[RECORDS TO USE]:
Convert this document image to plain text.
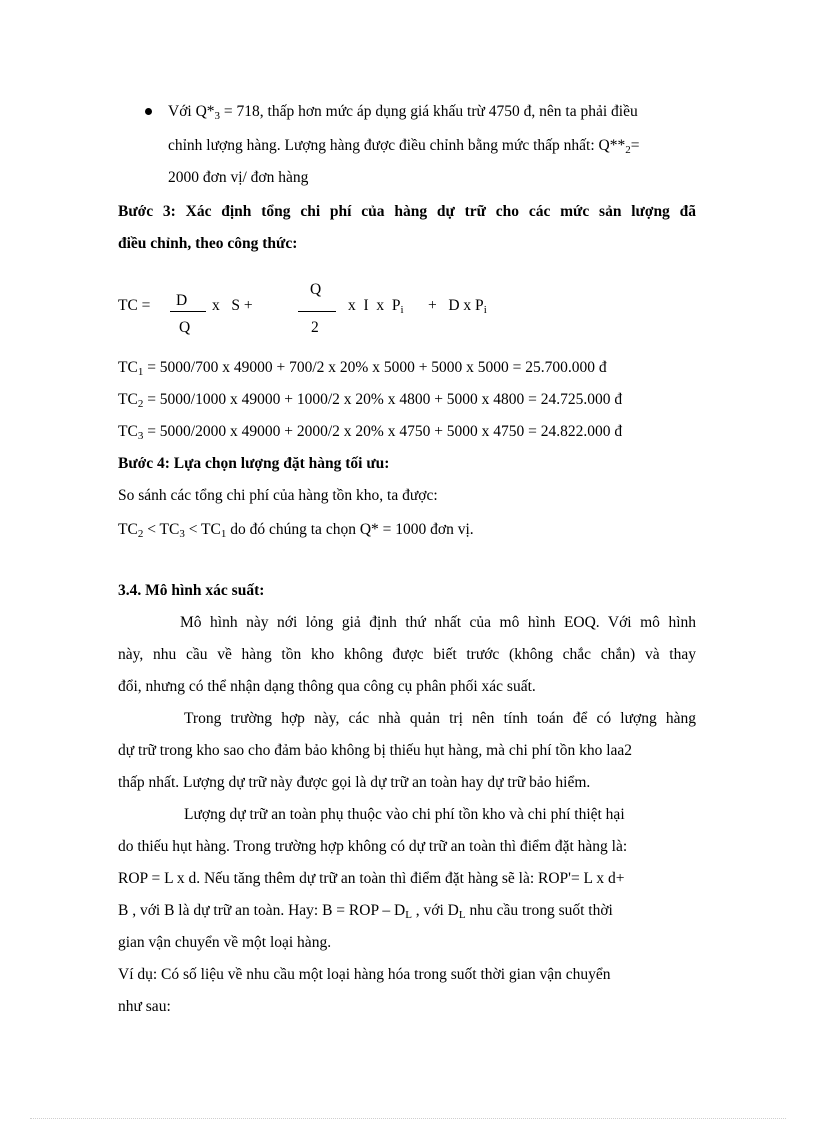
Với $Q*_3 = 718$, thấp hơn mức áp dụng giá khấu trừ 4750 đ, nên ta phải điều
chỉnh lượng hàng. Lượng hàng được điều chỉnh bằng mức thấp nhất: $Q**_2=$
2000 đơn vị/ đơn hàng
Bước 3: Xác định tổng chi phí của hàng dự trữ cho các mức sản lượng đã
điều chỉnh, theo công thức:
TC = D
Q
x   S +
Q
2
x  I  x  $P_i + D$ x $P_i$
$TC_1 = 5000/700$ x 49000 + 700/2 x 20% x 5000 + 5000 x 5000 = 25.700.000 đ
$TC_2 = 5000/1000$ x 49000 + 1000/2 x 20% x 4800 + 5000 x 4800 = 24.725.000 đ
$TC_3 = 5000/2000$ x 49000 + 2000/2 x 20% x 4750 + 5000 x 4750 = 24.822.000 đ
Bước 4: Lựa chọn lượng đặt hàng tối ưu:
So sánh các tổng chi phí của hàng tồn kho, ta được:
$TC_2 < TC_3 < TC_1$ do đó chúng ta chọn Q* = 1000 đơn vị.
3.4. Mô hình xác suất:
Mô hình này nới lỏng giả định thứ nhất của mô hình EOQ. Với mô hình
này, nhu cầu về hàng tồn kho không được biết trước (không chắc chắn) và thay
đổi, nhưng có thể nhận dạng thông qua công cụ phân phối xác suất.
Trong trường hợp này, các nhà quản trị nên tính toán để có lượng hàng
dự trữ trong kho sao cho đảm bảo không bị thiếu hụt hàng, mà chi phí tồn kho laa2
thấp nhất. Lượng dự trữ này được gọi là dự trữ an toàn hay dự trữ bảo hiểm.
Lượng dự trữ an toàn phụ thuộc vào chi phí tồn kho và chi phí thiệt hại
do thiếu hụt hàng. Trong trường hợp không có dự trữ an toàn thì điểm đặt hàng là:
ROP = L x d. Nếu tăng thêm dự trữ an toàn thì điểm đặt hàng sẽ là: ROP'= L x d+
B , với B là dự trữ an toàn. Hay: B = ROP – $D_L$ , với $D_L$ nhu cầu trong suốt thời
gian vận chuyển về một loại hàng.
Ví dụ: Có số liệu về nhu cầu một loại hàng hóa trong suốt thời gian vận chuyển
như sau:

--

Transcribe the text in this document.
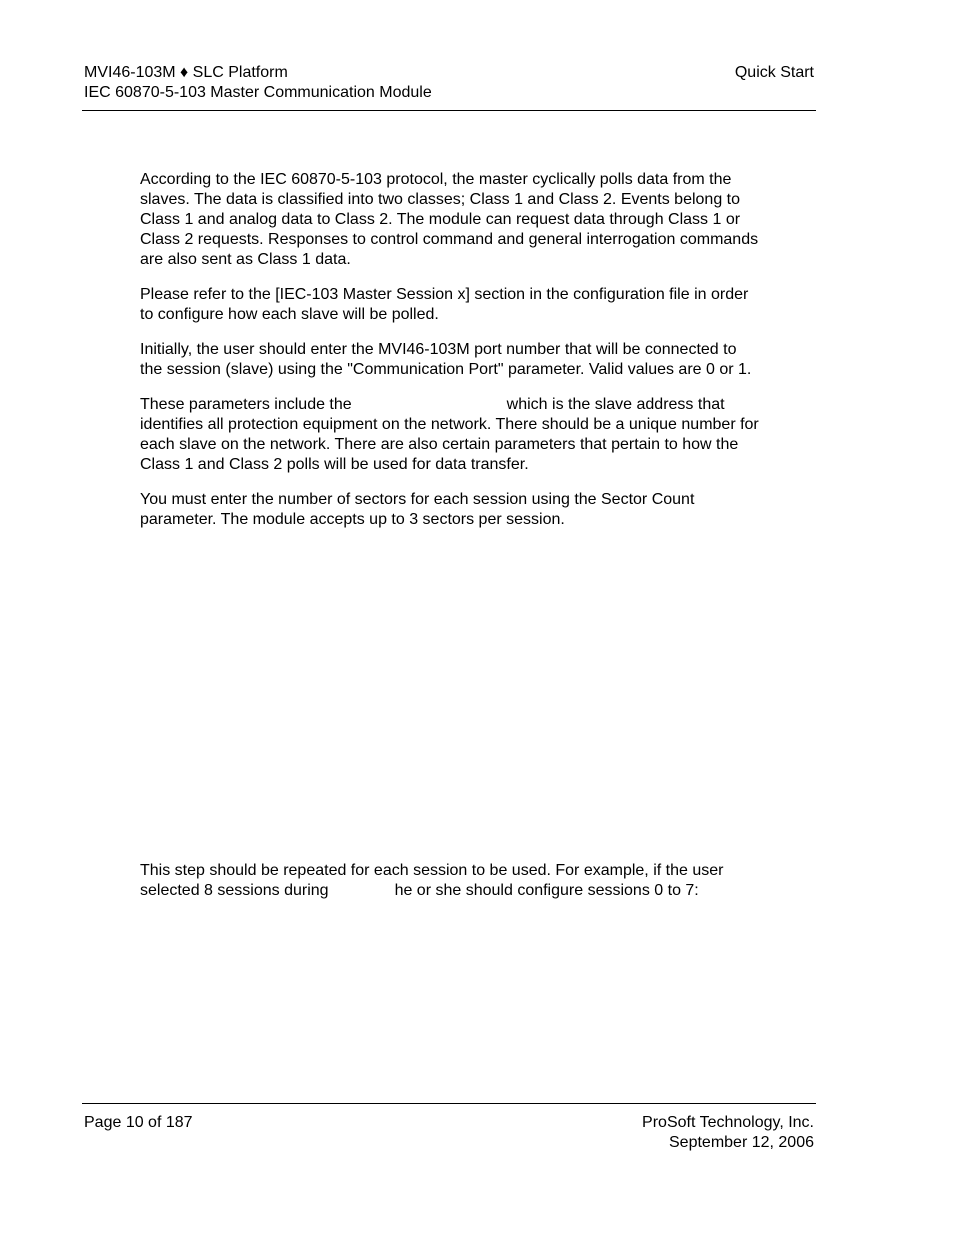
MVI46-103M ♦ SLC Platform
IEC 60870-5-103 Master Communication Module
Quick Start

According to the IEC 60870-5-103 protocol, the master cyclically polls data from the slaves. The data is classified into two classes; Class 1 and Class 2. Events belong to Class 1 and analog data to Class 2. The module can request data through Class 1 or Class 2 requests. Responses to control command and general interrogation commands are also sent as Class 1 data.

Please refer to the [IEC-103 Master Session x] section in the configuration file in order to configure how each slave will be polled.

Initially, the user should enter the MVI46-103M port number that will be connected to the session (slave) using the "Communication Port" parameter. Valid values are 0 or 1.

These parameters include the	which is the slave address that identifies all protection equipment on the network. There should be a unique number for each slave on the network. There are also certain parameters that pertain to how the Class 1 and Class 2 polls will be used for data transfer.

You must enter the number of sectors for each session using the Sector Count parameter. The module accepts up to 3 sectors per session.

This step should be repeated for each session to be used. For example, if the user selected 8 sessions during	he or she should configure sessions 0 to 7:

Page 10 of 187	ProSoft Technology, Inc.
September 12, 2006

...

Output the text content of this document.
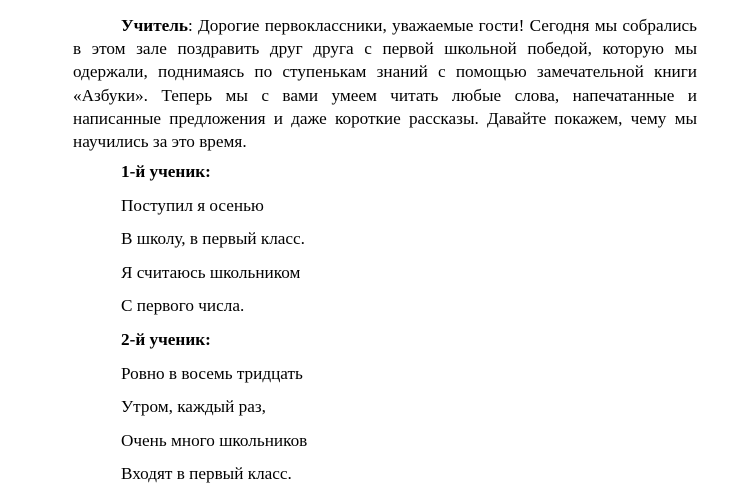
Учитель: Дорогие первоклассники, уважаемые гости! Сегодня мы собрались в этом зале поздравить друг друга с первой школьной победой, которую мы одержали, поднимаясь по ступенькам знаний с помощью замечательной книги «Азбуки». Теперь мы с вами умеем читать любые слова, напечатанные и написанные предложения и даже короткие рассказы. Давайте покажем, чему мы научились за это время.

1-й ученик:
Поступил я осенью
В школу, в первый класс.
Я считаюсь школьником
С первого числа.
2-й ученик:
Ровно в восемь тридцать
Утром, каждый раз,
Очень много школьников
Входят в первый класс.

[STATED EXERCISE]: Each line of the material above either contains the word "that" or does not; state how many do, and nothing else.

[RESPONSE TO THIS TASK]: 2